### What is required
Report the number of lines that include "Great", with no additional text.

▬▬▬▬▬▬

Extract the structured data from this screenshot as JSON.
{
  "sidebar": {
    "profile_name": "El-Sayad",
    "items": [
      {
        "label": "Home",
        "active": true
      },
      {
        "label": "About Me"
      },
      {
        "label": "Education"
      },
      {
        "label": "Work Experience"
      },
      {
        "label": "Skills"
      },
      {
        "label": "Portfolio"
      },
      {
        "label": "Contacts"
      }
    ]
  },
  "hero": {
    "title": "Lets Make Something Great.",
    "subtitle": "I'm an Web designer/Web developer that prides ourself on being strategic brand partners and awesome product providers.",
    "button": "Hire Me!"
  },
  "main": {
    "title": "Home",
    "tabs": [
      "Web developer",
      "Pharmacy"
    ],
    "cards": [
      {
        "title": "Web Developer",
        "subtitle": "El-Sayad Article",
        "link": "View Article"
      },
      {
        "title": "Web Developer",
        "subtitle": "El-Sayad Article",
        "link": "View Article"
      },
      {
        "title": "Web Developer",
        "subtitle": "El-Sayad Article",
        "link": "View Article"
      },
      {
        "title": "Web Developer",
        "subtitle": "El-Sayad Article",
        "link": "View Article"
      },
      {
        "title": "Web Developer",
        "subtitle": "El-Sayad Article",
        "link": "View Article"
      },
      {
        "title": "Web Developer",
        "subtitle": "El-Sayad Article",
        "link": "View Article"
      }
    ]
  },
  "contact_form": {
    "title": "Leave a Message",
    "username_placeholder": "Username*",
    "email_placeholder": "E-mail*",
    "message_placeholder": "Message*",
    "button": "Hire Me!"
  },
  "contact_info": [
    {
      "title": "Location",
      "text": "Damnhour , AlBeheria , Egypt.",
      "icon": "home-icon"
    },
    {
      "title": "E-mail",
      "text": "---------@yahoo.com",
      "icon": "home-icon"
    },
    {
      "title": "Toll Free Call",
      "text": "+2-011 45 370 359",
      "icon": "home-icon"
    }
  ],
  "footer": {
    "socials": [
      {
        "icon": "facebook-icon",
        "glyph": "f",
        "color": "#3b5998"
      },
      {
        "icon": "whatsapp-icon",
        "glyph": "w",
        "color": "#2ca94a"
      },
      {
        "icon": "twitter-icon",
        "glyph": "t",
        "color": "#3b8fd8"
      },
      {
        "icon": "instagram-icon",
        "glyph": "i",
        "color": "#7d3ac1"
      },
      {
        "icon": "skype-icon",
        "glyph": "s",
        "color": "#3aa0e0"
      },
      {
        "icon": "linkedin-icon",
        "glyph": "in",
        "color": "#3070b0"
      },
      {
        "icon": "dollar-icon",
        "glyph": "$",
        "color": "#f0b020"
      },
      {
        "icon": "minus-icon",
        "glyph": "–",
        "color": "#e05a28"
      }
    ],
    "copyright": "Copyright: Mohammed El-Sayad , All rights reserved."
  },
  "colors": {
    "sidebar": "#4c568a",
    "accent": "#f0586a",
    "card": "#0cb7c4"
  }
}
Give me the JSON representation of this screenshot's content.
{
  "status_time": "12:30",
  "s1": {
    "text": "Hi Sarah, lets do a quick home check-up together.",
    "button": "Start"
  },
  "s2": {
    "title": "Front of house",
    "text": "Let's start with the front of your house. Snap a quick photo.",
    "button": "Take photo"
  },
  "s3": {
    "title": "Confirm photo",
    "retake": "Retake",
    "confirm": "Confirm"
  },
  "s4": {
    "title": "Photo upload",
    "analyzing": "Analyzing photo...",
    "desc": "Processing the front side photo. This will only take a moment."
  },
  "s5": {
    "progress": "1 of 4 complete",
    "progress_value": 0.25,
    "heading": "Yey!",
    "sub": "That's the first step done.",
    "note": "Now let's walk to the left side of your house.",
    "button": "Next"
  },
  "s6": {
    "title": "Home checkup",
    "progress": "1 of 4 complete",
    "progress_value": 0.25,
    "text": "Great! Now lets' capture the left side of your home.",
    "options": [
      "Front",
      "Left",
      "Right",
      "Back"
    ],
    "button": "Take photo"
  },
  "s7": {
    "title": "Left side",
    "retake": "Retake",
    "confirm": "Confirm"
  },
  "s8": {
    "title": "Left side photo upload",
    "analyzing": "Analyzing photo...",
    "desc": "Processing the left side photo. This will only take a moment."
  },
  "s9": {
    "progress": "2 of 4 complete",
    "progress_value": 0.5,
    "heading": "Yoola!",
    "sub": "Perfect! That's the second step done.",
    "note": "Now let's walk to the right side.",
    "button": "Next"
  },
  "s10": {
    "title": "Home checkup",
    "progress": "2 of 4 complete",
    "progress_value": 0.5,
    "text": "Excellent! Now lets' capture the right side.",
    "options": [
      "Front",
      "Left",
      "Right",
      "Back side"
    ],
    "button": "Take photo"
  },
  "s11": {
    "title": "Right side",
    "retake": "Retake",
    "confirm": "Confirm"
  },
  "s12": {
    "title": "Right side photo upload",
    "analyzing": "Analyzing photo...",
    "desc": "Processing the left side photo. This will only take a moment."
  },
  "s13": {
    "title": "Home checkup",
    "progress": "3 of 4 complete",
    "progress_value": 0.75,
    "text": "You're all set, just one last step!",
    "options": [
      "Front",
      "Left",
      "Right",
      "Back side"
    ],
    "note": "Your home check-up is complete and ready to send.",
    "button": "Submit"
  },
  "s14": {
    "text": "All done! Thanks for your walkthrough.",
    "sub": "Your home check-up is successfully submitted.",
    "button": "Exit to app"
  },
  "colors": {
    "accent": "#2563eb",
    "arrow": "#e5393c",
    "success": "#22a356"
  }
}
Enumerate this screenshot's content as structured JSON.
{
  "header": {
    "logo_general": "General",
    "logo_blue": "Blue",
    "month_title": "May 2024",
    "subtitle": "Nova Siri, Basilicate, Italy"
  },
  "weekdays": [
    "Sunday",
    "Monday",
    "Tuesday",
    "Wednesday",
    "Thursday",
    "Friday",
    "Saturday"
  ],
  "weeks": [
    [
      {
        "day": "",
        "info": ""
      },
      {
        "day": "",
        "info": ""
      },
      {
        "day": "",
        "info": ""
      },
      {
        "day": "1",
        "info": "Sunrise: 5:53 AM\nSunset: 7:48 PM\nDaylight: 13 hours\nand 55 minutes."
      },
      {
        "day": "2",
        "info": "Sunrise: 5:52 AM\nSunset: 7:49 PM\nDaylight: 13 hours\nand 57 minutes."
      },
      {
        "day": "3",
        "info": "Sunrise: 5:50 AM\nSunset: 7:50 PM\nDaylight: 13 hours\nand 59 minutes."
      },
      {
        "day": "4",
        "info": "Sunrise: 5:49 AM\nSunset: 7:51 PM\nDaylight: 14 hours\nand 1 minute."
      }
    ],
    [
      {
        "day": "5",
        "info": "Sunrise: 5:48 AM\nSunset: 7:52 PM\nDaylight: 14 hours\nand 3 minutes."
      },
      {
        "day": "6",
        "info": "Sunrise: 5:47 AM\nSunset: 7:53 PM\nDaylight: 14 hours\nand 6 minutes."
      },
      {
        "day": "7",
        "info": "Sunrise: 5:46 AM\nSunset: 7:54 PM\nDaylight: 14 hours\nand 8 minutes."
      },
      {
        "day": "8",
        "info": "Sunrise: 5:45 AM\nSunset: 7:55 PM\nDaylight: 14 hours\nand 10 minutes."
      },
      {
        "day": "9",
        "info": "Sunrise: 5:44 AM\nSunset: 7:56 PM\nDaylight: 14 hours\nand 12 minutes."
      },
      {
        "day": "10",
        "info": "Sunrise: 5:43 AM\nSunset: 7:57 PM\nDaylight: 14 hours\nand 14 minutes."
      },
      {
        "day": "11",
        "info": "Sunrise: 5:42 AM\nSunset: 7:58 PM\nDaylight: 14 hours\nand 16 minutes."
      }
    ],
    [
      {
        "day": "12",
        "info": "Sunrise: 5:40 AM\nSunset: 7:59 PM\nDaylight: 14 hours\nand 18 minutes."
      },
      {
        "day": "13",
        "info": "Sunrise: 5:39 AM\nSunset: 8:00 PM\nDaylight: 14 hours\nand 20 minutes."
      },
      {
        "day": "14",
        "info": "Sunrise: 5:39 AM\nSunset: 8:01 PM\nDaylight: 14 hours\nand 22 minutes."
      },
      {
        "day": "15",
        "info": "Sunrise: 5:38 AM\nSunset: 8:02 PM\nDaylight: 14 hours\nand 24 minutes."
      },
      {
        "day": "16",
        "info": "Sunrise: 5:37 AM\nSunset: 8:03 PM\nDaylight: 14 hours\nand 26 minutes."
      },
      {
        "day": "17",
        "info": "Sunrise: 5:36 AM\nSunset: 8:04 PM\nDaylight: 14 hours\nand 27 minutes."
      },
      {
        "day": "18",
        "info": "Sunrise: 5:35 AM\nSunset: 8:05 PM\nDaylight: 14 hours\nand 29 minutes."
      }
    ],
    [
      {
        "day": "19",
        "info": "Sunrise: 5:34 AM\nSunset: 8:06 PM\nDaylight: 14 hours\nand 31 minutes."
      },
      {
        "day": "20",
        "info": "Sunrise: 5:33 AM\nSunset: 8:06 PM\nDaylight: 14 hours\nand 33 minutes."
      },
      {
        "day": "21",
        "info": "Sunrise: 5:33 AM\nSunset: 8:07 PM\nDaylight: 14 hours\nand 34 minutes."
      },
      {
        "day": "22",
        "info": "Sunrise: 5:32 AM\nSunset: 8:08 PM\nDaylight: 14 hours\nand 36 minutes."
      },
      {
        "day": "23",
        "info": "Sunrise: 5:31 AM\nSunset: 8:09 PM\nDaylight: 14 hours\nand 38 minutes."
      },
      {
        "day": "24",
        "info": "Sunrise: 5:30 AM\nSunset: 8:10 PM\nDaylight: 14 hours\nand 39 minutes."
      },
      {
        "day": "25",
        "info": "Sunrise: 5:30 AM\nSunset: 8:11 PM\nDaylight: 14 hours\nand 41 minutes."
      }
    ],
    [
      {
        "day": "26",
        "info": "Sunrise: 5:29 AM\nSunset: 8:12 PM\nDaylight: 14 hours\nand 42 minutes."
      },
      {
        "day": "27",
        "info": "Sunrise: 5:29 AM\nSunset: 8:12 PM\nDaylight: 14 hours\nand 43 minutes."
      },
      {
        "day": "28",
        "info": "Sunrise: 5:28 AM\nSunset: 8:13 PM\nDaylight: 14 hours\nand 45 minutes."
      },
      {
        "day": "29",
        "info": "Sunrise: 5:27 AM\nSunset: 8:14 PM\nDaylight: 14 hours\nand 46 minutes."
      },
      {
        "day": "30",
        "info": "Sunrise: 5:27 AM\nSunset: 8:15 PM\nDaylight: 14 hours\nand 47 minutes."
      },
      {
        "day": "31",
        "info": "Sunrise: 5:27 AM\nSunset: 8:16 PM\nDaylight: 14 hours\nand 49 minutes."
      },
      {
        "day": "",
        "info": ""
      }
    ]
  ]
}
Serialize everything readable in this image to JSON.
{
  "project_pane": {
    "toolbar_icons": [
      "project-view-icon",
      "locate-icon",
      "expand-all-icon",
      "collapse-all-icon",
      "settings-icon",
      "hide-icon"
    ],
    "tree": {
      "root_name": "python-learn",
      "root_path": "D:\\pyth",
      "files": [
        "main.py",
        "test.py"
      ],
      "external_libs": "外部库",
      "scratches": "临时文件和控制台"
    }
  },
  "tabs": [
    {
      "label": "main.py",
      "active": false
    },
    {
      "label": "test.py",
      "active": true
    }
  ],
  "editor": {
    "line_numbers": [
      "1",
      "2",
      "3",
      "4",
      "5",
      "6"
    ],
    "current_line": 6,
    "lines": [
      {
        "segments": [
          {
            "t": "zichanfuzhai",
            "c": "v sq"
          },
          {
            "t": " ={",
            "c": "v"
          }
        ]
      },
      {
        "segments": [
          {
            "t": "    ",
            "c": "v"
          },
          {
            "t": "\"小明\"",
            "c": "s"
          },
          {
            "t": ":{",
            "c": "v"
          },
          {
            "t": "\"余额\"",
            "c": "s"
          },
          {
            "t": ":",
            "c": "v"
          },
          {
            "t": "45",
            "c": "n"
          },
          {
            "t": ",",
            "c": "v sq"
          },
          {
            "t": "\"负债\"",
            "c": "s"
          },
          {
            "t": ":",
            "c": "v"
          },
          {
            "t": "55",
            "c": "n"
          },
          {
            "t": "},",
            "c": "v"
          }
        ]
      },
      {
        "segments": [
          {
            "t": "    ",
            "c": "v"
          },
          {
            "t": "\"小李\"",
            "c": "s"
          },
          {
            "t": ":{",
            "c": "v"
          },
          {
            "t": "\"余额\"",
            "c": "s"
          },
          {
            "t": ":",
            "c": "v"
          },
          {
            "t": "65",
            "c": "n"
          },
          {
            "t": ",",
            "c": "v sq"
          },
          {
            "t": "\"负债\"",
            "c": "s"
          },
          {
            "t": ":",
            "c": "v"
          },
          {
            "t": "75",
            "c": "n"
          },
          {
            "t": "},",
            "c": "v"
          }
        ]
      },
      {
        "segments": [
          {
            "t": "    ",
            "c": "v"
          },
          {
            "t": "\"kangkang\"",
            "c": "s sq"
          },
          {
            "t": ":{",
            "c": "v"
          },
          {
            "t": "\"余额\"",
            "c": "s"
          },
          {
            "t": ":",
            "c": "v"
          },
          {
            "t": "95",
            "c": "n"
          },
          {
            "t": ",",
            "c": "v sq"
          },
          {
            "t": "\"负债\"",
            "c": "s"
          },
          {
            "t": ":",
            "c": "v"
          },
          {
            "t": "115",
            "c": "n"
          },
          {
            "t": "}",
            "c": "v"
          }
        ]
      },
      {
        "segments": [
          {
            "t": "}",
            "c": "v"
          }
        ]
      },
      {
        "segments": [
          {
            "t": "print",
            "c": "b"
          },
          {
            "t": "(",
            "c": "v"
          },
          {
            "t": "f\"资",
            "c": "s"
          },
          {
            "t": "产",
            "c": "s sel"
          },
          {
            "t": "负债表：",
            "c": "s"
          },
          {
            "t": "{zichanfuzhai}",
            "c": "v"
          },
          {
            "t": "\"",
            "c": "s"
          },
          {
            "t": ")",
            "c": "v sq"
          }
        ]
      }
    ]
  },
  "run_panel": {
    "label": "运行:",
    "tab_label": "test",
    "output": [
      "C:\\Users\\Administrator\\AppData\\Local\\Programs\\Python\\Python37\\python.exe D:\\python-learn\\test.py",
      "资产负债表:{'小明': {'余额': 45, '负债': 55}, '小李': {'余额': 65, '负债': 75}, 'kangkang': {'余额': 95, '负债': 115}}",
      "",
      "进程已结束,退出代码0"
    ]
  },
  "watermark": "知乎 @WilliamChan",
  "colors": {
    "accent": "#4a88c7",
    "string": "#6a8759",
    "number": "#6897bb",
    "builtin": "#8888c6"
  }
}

▬▬▬▬▬▬

### Exercise response
2